__JOBS__
a) Retype the passage on Perl accessors from "This is an improvement, but" up to and including "the hash element.", keeping every character the same.
b) Echo the entries line for line, from the first line of the entries up to and including the line with "staticText: y — [102, 290, 107, 302]".

Printing $seq after the block doesn’t work, because the lexical variable is out of scope (it’ll give you an error under use strict. However, the sequence subroutine can still access the variable to increment and return its value, because the closure { $seq += 3 } captured the lexical variable $seq.

See perlfaq7 and perlref for more details on closures.

Of course, the inevitable happened: BT added a new column at the beginning, and all of the accessors had to shift down:

    sub type         { shift->[0] }
    sub installation { shift->[1] }
    sub line         { shift->[2] }

Clearly this wasn’t as easy to maintain as it should be. The first step was to rewrite the constructor to use a hash instead of an array as the basis for the object:

    our @fields = qw(type installation line chargecard _date time
                     destination _number _duration rebate _cost);

    sub new {
      my ($class, @data) = @_;
      bless { map { $fields[$_] => $data[$_] } 0..$#fields } => $class;
    }

This code maps type to the first element of @data, installation to the second, and so on. Now we have to rewrite all the accessors:

    sub type         { shift->{type} }
    sub installation { shift->{installation} }
    sub line         { shift->{line} }

This is an improvement, but if BT adds another column called friends_and_family_discount, then I have to type friends_and_family_discount three times: once in the @fields array, once in the name of the subroutine, and once in the name of the hash element.

It’s a cardinal law of programming that you should never have to write the same thing more than once. It doesn’t take much to automatically construct all the accessors from the @fields array:

    for my $f (@fields) {
        no strict 'refs';
        *$f = sub { shift->{$f} };
    }

This creates a new subroutine in the glob for each of the fields in the array—equivalent to *type = sub { shift->{type} }. Because we’re using a closure on $f, each accessor “remembers” which field it’s the accessor for, even though the $f variable is out of scope once the loop is complete.

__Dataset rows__
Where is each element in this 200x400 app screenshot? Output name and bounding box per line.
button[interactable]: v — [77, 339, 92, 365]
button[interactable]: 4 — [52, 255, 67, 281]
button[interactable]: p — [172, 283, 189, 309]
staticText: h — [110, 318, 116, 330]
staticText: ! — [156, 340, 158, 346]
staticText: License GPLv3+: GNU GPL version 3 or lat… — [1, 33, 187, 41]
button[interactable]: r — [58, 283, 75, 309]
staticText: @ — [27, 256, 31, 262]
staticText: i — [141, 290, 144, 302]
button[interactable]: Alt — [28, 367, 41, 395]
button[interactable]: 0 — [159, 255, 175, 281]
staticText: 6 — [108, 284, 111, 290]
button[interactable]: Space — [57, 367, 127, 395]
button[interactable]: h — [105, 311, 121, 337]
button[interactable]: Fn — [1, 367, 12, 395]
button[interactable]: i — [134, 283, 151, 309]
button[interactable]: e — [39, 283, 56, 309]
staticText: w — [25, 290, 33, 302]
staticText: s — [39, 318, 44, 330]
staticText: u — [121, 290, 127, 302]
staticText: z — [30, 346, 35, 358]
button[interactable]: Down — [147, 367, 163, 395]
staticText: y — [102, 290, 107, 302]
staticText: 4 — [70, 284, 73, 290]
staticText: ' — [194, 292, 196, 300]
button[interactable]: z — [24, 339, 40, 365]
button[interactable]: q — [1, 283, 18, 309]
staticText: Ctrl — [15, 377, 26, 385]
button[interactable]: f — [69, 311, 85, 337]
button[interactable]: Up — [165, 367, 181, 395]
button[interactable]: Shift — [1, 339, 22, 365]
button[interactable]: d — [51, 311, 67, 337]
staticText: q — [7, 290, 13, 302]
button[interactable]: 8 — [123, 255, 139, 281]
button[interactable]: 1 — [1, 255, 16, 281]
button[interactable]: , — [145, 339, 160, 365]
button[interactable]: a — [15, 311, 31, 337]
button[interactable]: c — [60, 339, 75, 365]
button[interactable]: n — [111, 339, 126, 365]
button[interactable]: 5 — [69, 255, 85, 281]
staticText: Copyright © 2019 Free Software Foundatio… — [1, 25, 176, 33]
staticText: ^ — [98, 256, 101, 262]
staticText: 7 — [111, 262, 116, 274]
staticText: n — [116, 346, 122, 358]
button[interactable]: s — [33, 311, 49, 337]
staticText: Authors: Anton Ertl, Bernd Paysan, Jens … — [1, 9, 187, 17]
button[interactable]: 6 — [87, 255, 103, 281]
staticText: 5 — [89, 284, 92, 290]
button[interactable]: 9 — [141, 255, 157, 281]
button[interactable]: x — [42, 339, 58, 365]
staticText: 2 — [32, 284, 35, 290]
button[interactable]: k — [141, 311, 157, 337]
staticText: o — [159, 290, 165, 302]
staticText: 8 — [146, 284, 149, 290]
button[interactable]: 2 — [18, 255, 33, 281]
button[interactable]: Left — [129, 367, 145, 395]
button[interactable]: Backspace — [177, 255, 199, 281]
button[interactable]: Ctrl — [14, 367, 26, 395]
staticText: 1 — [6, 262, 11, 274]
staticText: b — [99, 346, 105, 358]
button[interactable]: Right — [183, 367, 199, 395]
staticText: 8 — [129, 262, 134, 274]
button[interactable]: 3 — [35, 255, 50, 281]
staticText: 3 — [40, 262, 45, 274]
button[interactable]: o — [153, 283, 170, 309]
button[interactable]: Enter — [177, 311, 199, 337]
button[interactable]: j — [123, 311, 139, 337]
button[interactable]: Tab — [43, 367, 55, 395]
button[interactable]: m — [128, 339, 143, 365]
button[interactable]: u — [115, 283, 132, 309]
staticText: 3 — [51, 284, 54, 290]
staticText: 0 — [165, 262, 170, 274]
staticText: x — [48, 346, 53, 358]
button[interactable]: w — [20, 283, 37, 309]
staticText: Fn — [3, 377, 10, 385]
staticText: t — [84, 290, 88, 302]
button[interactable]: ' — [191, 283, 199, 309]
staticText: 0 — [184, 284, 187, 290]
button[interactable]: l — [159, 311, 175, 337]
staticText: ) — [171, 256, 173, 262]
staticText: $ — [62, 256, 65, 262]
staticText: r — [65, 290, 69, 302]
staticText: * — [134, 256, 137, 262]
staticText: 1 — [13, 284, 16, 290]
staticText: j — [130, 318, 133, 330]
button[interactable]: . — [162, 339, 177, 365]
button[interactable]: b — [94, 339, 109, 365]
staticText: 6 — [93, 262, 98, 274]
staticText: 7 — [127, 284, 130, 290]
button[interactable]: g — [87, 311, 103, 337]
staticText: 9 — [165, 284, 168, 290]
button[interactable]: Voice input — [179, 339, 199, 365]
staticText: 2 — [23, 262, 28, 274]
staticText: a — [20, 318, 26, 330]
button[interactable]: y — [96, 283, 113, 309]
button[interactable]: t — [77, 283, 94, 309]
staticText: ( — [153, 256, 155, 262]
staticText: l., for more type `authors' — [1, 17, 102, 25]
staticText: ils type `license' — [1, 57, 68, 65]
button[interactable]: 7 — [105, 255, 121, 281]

__THE REPLIES__
a)
This is an improvement, but if BT adds another column called friends_and_family_discount, then I have to type friends_and_family_discount three times: once in the @fields array, once in the name of the subroutine, and once in the name of the hash element.

b)
Where is each element in this 200x400 app screenshot? Output name and bounding box per line.
button[interactable]: v — [77, 339, 92, 365]
button[interactable]: 4 — [52, 255, 67, 281]
button[interactable]: p — [172, 283, 189, 309]
staticText: h — [110, 318, 116, 330]
staticText: ! — [156, 340, 158, 346]
staticText: License GPLv3+: GNU GPL version 3 or lat… — [1, 33, 187, 41]
button[interactable]: r — [58, 283, 75, 309]
staticText: @ — [27, 256, 31, 262]
staticText: i — [141, 290, 144, 302]
button[interactable]: Alt — [28, 367, 41, 395]
button[interactable]: 0 — [159, 255, 175, 281]
staticText: 6 — [108, 284, 111, 290]
button[interactable]: Space — [57, 367, 127, 395]
button[interactable]: h — [105, 311, 121, 337]
button[interactable]: Fn — [1, 367, 12, 395]
button[interactable]: i — [134, 283, 151, 309]
button[interactable]: e — [39, 283, 56, 309]
staticText: w — [25, 290, 33, 302]
staticText: s — [39, 318, 44, 330]
staticText: u — [121, 290, 127, 302]
staticText: z — [30, 346, 35, 358]
button[interactable]: Down — [147, 367, 163, 395]
staticText: y — [102, 290, 107, 302]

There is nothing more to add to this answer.